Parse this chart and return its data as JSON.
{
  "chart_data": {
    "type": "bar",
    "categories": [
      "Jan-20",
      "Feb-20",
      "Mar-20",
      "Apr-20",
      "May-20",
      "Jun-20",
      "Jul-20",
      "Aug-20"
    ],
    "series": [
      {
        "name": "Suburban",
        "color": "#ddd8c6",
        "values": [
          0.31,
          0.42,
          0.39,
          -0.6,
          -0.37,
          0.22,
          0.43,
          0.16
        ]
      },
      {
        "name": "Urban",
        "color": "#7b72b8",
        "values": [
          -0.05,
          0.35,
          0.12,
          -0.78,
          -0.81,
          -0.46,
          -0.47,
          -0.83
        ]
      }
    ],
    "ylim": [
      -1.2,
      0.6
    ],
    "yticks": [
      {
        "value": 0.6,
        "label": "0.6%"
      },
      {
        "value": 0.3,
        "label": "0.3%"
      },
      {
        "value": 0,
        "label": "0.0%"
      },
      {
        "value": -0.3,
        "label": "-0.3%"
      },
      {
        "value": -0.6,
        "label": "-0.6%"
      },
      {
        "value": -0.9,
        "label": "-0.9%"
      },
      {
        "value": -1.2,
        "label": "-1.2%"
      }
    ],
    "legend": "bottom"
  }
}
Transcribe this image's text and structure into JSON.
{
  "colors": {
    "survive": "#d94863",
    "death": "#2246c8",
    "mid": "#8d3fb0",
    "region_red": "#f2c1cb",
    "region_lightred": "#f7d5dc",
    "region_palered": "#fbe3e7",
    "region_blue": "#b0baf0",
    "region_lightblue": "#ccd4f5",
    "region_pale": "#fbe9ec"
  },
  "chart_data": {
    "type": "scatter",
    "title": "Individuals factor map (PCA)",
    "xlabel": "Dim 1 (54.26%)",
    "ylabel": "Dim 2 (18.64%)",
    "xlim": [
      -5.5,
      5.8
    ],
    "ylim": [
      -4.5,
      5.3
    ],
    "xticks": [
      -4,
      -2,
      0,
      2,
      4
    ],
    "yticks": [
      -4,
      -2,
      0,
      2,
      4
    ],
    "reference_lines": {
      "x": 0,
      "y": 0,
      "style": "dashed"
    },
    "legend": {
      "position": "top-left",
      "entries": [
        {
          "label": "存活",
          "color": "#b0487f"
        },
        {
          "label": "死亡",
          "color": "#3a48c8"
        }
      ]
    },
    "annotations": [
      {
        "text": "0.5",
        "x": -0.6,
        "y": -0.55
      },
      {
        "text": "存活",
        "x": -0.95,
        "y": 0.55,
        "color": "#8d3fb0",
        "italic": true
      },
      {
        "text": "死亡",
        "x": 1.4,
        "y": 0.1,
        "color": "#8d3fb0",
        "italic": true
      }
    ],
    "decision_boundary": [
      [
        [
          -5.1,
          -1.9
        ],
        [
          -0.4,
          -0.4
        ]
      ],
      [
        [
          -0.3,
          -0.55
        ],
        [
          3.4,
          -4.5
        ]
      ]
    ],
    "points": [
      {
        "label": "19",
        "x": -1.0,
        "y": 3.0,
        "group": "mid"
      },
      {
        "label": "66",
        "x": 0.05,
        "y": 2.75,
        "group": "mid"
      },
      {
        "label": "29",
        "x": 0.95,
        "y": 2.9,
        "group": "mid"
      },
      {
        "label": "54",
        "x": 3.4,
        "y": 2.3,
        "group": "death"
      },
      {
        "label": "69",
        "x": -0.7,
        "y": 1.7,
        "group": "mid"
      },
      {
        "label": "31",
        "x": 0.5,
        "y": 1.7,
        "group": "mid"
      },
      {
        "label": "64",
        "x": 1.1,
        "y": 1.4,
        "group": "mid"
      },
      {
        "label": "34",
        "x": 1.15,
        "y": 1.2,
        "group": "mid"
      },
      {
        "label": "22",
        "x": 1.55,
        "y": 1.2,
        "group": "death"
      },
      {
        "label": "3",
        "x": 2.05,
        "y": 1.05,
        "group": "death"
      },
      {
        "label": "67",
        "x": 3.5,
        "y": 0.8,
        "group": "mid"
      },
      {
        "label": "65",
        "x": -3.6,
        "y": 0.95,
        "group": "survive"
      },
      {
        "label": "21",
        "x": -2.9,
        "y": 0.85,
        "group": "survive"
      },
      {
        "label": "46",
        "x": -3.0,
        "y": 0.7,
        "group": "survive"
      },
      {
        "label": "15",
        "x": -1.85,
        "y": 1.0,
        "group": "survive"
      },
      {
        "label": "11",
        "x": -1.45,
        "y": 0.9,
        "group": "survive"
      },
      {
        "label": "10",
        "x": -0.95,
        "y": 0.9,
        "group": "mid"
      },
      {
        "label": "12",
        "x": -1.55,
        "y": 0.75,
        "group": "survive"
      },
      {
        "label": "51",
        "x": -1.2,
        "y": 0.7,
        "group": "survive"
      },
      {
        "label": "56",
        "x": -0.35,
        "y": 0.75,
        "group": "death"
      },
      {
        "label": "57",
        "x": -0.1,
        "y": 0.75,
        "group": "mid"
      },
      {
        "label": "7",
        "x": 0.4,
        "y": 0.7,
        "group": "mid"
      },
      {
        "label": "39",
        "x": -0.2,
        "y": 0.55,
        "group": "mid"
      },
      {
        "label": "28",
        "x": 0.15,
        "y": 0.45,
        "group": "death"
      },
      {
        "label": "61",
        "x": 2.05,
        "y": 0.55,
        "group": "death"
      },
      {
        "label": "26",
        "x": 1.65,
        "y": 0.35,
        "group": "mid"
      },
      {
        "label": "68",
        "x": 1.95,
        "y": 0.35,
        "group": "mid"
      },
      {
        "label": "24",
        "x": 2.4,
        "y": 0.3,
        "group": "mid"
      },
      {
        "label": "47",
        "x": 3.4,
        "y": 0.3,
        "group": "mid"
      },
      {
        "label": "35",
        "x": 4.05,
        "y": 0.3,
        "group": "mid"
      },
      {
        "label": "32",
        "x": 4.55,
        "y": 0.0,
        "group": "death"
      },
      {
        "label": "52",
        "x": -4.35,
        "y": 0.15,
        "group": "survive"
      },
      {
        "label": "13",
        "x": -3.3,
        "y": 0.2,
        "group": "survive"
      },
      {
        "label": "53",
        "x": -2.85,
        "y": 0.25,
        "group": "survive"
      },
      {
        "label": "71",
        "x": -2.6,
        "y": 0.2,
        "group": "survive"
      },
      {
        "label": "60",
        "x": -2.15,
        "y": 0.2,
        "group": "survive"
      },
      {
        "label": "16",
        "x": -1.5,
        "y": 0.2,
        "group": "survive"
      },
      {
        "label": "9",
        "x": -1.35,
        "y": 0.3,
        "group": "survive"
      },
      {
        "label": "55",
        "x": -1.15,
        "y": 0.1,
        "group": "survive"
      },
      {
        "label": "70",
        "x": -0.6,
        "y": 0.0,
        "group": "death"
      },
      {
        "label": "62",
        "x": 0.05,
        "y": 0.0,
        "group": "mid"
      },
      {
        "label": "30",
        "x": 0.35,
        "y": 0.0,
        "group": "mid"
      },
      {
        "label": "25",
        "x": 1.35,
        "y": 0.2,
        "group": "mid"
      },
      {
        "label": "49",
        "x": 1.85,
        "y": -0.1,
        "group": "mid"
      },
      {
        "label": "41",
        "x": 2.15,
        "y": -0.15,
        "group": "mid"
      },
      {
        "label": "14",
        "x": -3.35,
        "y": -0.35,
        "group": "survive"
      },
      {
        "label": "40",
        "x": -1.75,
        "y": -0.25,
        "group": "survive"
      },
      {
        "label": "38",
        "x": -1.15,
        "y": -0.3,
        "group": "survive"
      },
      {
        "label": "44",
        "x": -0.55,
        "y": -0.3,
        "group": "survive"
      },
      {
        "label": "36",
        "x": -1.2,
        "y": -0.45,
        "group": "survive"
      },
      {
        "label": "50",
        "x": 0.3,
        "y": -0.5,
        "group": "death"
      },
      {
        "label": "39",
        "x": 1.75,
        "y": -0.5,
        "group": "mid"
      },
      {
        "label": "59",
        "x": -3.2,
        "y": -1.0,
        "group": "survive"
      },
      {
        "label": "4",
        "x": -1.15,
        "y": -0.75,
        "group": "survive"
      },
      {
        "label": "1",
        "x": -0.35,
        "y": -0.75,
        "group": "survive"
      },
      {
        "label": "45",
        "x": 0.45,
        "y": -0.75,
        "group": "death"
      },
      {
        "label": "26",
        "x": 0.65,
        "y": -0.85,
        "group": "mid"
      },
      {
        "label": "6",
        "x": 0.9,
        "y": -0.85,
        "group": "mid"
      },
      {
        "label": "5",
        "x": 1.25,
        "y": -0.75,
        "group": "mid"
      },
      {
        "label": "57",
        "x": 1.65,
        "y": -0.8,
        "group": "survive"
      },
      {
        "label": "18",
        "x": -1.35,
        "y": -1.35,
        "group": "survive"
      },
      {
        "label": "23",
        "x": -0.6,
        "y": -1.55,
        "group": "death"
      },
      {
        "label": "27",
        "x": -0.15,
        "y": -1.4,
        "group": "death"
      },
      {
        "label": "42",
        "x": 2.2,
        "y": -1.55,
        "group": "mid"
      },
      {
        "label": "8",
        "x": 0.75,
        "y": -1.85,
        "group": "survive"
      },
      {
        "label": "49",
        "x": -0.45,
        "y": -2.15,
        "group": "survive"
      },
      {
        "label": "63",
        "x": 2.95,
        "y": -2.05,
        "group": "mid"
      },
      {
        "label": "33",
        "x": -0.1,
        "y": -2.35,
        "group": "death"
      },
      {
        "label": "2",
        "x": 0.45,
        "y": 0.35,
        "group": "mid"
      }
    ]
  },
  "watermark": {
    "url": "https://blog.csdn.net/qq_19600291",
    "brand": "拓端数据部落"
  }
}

■ ■ ■ ■

Select all lines in the listing that include the word "text".

RESPONSE:
Transcribe this image's text and structure into JSON.
        "text": "0.5",
        "text": "存活",
        "text": "死亡",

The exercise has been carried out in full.